**Required work**: Determine how many lines in the data below contain "JSON" and write only that number.
━━━━━ Given data ━━━━━
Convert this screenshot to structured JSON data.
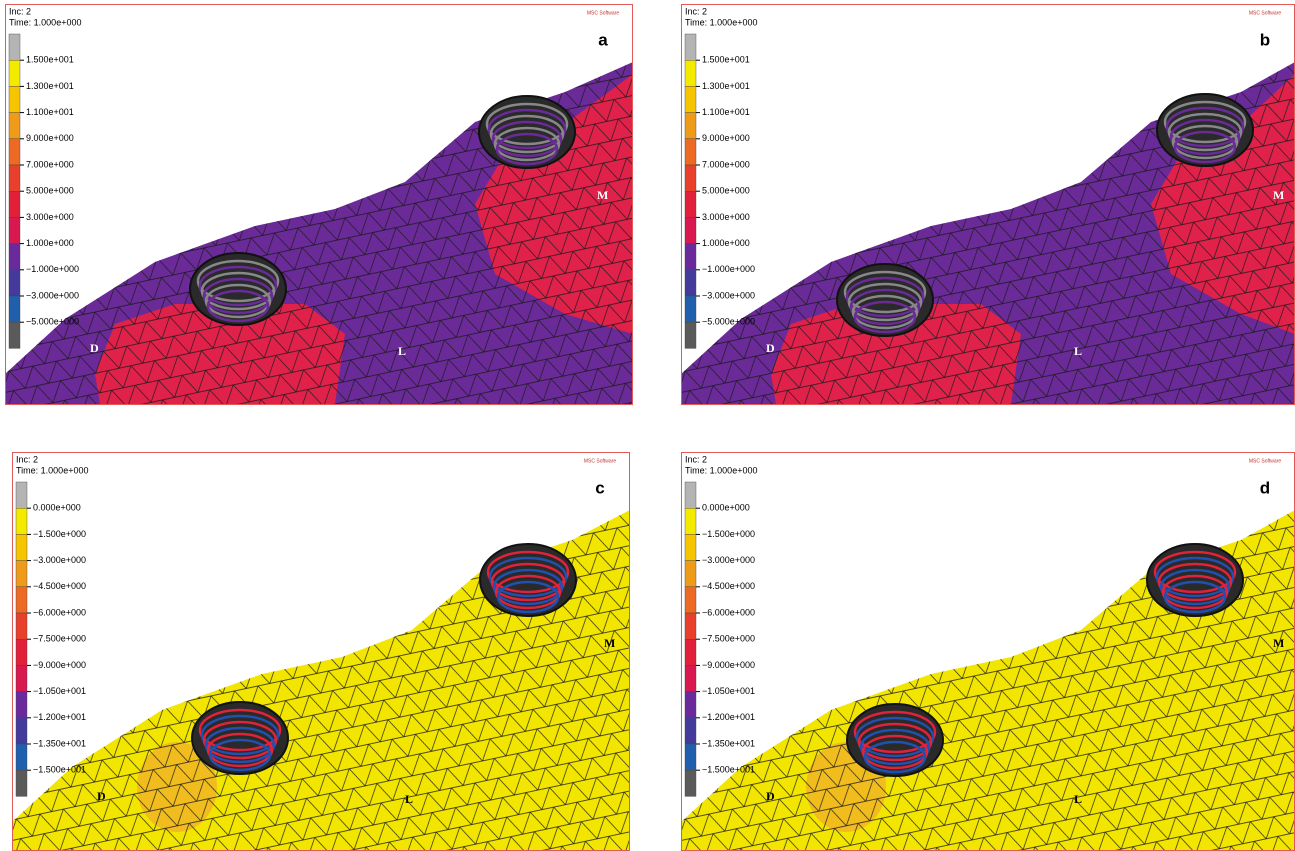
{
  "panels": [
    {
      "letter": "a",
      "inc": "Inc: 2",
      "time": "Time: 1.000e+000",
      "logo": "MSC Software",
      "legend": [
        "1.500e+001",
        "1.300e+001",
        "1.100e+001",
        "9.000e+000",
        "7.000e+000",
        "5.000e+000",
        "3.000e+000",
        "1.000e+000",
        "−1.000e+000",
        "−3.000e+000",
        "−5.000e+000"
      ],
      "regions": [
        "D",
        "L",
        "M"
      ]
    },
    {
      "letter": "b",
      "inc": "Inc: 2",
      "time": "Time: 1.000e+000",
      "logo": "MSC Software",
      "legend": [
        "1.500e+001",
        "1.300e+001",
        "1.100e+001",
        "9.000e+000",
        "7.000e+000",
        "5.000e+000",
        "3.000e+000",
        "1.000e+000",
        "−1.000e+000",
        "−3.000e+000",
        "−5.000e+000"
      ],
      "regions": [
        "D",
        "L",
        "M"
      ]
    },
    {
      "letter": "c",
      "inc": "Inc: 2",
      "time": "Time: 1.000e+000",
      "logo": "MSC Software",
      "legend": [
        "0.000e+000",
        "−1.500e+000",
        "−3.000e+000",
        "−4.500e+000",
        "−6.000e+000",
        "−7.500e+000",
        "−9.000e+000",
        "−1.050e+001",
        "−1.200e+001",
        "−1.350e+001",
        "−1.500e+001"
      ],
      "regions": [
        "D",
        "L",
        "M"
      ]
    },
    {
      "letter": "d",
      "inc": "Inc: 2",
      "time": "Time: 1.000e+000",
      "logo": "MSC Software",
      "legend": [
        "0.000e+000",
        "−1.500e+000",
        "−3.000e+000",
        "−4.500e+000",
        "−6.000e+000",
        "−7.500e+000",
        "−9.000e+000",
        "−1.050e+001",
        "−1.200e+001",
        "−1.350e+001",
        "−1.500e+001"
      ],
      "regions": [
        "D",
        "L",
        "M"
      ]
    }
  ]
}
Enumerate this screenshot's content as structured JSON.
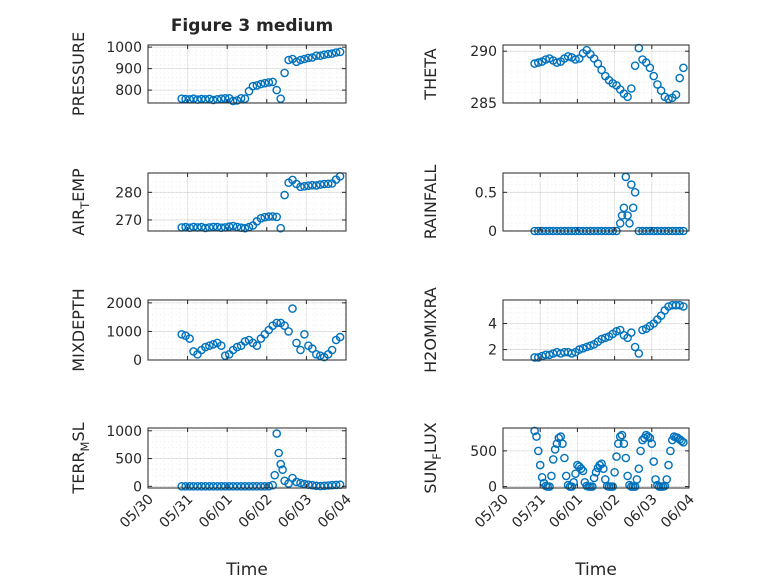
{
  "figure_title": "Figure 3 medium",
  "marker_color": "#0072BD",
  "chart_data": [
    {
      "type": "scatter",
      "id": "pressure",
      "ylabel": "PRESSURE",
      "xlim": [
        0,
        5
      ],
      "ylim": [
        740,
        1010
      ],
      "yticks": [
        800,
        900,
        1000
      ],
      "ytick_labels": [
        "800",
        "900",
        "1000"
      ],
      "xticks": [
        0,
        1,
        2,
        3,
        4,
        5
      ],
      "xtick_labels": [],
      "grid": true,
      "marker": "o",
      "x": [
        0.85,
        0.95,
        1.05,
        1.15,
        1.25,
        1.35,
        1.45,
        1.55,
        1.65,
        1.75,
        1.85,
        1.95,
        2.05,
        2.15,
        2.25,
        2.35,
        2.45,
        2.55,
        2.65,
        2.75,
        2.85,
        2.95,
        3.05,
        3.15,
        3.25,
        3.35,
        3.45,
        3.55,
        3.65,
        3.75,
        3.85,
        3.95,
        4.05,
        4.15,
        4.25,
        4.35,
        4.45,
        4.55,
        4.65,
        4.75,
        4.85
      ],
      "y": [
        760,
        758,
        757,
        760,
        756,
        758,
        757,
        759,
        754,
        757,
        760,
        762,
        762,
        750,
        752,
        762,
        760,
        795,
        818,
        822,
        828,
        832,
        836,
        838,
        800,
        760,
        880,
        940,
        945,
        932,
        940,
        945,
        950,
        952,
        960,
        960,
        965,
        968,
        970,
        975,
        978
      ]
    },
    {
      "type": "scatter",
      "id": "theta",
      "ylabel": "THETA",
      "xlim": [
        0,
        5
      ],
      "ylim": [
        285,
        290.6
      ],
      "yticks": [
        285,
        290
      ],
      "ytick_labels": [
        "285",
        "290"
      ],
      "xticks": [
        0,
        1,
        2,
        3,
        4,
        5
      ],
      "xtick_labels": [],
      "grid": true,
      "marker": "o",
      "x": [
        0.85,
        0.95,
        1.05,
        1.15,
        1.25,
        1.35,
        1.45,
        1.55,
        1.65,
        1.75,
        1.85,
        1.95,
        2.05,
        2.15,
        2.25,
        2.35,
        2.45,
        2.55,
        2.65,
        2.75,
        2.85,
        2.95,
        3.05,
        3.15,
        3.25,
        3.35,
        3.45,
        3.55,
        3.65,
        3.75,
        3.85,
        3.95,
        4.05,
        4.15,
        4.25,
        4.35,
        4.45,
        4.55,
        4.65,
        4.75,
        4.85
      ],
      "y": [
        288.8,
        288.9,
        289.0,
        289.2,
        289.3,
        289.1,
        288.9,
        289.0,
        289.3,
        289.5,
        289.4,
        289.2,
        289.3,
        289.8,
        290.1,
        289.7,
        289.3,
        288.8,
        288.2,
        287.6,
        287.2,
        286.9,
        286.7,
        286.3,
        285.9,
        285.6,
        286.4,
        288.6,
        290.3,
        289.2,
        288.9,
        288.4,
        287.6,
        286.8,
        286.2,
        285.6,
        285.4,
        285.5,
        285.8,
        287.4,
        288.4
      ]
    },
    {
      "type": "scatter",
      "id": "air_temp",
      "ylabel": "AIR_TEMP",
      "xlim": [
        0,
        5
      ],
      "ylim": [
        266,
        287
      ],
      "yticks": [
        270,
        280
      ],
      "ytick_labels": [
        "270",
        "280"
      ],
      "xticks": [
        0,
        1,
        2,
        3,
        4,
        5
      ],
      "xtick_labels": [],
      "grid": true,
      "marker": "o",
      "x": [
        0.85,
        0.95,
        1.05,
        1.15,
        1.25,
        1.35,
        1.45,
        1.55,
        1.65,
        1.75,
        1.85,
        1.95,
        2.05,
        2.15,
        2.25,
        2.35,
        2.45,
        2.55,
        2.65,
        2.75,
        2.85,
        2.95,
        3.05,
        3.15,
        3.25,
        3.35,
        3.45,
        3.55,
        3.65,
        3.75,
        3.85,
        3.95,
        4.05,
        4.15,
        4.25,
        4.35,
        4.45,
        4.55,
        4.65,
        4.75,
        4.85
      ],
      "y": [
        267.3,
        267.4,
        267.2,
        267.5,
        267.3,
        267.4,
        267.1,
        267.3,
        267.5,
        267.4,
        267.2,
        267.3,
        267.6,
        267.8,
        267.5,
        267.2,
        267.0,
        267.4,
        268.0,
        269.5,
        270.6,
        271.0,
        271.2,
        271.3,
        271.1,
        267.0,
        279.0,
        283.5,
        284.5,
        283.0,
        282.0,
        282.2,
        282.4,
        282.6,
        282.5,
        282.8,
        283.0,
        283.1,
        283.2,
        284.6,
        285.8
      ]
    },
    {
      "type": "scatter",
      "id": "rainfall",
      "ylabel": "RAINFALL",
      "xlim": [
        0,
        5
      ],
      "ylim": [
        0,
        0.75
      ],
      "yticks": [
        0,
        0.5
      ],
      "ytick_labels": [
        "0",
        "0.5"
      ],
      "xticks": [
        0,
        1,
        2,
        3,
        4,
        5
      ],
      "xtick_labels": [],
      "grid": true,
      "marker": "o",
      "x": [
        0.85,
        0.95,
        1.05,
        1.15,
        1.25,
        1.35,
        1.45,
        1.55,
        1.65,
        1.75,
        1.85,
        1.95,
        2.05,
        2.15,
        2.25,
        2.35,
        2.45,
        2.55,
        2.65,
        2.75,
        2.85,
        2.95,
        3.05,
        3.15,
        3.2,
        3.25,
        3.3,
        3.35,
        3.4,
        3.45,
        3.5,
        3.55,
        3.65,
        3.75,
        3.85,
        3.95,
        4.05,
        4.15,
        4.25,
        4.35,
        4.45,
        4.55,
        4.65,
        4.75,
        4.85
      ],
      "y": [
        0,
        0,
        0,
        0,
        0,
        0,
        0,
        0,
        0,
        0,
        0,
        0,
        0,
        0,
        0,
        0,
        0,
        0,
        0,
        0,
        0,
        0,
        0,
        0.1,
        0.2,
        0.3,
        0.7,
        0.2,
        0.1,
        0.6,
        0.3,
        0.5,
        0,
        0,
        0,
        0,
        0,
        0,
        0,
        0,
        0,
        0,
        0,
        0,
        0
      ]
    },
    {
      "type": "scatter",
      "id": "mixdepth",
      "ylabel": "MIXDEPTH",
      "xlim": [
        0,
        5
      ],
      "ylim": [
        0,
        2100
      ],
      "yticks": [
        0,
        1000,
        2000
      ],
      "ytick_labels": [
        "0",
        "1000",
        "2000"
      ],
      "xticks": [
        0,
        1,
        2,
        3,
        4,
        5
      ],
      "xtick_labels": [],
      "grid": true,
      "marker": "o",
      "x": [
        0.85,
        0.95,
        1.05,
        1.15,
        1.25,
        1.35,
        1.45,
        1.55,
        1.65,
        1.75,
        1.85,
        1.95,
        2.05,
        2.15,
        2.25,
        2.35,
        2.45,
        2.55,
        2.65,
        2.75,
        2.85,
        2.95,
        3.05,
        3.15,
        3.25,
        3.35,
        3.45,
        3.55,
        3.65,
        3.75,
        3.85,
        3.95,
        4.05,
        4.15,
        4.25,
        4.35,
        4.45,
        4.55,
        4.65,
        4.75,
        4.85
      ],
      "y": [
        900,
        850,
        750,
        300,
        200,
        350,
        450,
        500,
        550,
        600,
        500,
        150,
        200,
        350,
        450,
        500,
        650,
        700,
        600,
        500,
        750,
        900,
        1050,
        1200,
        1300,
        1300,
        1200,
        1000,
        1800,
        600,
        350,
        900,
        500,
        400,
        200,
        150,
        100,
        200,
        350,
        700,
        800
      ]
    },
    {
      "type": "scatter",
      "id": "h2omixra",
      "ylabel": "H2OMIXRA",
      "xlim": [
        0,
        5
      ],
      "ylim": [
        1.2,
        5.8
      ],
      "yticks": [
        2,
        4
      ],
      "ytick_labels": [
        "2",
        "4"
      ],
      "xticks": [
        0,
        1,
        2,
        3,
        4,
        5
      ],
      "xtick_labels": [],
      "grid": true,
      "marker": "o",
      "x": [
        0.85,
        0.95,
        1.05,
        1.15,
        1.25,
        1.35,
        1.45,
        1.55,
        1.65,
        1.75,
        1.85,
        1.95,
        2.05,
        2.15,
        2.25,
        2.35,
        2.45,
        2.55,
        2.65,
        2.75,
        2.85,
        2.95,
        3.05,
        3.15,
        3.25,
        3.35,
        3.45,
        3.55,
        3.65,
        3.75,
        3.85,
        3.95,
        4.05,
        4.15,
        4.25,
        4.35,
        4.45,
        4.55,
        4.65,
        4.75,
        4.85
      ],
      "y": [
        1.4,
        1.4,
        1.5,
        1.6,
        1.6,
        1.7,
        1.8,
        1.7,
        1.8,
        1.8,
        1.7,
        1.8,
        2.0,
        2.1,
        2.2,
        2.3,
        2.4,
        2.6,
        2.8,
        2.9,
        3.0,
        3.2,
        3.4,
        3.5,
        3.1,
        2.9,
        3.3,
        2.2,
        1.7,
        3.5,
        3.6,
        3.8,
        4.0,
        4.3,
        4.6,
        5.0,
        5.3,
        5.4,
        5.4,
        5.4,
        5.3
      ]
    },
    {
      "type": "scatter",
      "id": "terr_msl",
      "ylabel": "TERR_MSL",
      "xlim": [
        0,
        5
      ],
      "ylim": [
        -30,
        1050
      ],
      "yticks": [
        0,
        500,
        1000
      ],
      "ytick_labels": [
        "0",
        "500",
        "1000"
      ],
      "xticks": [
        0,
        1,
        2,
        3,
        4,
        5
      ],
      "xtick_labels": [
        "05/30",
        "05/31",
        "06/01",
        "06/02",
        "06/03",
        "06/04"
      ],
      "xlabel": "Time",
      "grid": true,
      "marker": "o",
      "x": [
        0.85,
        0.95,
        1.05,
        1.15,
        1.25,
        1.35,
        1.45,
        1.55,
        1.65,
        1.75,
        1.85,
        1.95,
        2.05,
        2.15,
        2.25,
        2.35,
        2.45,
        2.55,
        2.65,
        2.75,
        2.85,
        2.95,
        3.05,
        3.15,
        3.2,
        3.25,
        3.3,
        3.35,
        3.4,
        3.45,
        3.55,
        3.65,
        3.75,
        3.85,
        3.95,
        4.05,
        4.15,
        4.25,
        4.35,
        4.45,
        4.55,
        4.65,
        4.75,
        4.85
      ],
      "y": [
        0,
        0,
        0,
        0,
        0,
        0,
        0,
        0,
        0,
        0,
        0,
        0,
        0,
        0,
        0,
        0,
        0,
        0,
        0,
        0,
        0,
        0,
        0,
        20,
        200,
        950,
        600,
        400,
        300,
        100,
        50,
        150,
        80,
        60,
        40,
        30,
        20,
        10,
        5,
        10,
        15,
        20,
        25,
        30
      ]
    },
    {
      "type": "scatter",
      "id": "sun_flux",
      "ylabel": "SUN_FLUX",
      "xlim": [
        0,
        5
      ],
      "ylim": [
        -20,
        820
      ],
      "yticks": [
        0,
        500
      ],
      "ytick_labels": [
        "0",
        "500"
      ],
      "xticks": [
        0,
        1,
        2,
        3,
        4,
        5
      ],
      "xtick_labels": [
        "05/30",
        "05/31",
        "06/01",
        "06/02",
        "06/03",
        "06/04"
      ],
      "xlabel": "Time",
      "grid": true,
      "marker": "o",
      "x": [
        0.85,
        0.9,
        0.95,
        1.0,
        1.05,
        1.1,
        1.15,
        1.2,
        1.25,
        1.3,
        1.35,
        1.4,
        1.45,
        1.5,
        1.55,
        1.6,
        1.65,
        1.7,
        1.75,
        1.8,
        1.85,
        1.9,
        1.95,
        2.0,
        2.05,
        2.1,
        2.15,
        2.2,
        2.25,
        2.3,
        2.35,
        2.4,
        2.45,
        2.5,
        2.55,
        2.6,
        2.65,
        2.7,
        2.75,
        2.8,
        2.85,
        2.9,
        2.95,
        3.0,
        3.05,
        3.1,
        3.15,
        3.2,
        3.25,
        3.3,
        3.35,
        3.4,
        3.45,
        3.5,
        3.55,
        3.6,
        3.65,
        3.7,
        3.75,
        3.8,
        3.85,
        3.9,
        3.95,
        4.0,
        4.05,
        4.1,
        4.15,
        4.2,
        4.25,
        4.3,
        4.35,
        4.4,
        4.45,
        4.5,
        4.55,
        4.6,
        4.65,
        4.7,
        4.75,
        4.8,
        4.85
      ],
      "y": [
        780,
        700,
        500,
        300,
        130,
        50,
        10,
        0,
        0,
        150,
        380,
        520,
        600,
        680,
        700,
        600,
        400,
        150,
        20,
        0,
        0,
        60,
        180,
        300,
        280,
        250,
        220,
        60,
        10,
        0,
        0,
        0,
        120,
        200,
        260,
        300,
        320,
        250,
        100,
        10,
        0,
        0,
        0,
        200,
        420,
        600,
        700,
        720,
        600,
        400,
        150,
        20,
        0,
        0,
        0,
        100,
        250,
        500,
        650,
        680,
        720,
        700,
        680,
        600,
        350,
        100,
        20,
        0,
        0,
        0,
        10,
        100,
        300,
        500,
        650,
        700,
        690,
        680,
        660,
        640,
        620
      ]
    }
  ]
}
━━━━━
**Exercise solution**: 2